Task directions:
Gather from the listing below each line that includes the word "адрес", and copy it.

Extracted information:
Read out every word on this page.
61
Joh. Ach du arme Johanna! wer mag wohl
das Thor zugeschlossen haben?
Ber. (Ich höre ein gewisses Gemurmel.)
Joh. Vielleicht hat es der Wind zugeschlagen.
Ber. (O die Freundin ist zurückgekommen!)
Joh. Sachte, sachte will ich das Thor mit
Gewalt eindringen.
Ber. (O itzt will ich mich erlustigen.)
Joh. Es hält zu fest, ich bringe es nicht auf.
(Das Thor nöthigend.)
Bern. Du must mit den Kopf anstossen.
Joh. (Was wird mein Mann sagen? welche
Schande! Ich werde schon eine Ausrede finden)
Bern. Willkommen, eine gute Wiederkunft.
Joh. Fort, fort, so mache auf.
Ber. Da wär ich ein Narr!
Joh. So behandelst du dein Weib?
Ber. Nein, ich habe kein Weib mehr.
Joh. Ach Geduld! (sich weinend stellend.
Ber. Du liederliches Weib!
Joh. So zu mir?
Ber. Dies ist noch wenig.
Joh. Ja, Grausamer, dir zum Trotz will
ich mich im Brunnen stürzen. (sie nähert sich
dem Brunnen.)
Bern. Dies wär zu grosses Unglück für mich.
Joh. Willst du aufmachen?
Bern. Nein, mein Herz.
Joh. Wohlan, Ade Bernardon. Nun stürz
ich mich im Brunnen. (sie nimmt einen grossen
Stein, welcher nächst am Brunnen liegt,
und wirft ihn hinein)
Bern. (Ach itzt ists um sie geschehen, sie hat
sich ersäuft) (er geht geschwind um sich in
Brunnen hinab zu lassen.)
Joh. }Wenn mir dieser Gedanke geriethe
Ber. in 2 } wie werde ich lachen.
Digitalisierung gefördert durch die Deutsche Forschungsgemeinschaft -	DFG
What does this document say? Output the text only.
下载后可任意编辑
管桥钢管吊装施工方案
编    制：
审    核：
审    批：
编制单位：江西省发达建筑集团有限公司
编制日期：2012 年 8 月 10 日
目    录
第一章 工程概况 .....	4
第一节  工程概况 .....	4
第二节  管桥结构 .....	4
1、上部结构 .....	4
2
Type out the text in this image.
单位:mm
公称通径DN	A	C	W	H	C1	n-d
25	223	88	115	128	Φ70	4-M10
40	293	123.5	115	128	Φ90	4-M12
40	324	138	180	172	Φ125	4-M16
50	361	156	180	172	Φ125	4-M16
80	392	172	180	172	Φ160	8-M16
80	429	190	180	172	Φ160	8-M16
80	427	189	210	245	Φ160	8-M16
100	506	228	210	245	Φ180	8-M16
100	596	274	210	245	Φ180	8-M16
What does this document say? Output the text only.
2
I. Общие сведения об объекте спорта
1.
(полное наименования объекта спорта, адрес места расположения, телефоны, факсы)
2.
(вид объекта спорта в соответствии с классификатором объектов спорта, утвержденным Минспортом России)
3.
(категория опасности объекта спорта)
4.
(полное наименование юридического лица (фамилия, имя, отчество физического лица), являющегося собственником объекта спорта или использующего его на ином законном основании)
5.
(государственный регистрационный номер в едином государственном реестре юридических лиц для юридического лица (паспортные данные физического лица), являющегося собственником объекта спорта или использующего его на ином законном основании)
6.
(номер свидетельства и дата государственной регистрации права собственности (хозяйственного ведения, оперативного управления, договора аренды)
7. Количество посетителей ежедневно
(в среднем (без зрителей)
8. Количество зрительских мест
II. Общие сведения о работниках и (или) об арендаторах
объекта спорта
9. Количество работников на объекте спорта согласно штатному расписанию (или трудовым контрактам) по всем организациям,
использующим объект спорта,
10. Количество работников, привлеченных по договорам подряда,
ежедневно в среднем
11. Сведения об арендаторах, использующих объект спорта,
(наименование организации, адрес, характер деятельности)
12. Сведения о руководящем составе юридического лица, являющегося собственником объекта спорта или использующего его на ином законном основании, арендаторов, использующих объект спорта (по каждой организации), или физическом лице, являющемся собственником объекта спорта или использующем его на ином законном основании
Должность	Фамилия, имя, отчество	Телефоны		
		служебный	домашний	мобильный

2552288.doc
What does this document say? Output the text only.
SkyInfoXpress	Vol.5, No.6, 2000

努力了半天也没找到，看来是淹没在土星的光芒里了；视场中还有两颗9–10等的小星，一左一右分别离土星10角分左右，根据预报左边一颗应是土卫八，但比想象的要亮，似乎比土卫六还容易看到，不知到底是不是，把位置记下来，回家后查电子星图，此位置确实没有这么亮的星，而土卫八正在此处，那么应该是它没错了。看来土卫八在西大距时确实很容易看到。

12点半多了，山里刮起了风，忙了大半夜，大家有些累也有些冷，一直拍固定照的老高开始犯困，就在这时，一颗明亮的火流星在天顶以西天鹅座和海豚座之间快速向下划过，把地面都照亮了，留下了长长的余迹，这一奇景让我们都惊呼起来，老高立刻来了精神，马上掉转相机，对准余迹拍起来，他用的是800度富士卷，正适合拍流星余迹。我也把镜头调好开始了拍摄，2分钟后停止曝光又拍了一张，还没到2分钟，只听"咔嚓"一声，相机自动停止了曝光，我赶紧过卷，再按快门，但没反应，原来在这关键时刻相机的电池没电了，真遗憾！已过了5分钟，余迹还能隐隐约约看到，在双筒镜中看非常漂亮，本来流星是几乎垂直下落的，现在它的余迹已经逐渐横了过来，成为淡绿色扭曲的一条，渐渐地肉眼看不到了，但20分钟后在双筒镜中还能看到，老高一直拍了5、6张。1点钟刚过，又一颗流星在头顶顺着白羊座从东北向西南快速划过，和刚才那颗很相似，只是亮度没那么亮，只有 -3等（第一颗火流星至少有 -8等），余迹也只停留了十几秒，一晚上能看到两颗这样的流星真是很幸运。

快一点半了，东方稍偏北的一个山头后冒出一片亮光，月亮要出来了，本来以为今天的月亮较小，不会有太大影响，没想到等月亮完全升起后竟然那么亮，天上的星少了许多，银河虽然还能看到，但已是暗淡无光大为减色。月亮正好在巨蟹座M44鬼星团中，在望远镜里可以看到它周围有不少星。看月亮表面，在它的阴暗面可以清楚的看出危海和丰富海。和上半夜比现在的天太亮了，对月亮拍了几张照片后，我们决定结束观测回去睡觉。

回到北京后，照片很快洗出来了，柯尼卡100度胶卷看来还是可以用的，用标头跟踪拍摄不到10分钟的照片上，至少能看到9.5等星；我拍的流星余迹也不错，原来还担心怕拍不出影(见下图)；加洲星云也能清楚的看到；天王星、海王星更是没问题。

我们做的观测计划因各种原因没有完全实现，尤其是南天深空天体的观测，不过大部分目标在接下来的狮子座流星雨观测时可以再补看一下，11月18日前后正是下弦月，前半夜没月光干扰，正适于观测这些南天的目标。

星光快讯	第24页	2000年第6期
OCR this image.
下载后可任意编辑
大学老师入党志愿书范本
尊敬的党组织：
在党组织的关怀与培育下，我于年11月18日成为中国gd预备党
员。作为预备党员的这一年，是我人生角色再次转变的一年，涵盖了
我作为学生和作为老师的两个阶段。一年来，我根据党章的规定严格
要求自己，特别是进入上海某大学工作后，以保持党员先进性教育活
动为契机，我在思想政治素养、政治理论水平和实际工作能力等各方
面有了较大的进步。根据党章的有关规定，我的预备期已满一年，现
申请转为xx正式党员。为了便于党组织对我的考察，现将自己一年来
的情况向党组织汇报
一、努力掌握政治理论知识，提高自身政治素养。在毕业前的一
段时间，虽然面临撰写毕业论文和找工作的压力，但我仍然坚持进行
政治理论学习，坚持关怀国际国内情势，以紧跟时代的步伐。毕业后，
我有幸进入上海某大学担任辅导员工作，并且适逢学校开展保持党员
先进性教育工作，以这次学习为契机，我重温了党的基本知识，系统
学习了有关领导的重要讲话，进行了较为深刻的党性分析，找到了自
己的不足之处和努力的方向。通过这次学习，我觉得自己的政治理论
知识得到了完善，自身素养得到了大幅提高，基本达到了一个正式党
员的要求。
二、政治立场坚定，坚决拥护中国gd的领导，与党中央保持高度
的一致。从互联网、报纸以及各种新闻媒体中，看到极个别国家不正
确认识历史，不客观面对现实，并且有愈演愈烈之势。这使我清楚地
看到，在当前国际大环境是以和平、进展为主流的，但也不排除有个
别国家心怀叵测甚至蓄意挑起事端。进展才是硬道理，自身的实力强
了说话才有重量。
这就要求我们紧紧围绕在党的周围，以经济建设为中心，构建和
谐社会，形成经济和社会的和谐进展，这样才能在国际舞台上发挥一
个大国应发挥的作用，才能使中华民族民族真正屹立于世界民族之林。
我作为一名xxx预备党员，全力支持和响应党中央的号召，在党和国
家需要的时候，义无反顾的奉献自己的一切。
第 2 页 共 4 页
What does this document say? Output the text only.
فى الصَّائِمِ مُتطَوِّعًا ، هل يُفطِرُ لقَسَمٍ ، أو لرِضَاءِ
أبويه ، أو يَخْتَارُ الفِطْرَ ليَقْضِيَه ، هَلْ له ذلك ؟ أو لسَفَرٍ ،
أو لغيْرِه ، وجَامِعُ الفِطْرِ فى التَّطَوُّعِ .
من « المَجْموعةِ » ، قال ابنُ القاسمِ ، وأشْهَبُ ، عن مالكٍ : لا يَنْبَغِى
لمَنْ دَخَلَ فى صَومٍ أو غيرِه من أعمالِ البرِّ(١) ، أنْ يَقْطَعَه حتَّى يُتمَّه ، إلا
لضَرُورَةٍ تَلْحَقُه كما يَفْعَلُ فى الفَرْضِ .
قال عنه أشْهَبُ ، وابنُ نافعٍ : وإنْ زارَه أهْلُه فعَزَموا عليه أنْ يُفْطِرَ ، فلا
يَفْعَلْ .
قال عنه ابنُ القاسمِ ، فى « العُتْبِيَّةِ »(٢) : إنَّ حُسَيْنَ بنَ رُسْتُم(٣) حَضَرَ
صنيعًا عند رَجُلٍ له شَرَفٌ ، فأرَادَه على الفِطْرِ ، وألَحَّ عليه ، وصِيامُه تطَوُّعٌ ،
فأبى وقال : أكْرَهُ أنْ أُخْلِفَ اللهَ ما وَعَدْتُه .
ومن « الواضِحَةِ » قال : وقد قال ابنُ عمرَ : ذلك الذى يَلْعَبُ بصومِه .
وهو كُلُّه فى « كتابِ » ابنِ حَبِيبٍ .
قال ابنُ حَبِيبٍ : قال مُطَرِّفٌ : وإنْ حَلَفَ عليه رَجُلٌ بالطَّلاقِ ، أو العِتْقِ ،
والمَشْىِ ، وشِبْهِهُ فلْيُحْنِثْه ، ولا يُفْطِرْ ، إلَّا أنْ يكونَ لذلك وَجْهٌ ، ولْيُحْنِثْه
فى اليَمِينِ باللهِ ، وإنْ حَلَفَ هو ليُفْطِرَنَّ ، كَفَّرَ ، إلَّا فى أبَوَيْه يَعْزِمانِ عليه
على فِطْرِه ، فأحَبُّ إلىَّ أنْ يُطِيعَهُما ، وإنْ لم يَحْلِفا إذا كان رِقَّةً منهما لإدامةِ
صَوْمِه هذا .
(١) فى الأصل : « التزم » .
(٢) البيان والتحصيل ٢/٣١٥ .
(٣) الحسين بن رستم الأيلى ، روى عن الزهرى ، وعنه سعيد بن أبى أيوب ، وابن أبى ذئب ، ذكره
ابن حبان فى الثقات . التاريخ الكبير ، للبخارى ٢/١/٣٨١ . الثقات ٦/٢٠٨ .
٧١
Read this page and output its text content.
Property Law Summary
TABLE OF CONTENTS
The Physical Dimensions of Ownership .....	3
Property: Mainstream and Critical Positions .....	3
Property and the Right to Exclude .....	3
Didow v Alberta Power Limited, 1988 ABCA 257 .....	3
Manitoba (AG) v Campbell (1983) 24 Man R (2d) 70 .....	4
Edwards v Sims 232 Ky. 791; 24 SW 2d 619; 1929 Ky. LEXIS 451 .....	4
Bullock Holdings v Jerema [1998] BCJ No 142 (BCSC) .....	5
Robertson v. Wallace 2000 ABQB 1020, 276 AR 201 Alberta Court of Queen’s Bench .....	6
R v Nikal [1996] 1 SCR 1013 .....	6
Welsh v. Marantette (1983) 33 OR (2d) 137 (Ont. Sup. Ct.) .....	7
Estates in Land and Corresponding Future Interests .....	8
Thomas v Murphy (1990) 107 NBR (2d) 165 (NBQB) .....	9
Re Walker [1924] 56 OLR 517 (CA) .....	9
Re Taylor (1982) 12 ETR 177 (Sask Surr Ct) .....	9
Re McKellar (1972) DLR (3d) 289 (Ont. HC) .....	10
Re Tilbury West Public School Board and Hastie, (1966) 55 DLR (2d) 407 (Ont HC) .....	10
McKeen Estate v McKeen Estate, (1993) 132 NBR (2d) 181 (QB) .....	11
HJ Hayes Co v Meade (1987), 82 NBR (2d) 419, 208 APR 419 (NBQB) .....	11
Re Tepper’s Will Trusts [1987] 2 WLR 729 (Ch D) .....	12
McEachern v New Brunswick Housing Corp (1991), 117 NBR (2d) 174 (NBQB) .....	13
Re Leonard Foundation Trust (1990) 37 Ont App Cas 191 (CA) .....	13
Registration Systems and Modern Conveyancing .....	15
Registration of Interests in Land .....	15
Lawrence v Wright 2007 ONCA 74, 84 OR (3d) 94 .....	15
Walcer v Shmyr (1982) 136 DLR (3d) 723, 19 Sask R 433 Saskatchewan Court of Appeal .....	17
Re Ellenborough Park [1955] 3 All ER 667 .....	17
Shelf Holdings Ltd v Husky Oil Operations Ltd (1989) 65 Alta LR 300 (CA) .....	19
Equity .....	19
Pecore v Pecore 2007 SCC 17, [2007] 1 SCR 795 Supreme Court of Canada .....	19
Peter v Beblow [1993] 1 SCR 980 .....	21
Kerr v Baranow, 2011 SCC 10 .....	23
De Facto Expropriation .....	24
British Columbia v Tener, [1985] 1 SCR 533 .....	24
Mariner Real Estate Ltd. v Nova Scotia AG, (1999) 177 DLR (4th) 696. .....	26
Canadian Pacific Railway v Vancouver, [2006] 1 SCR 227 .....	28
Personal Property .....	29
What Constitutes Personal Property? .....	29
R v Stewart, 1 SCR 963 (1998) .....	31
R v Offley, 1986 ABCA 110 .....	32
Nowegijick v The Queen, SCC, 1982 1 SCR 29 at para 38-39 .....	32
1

Written response:
(полное наименования объекта спорта, адрес места расположения, телефоны, факсы)
(наименование организации, адрес, характер деятельности)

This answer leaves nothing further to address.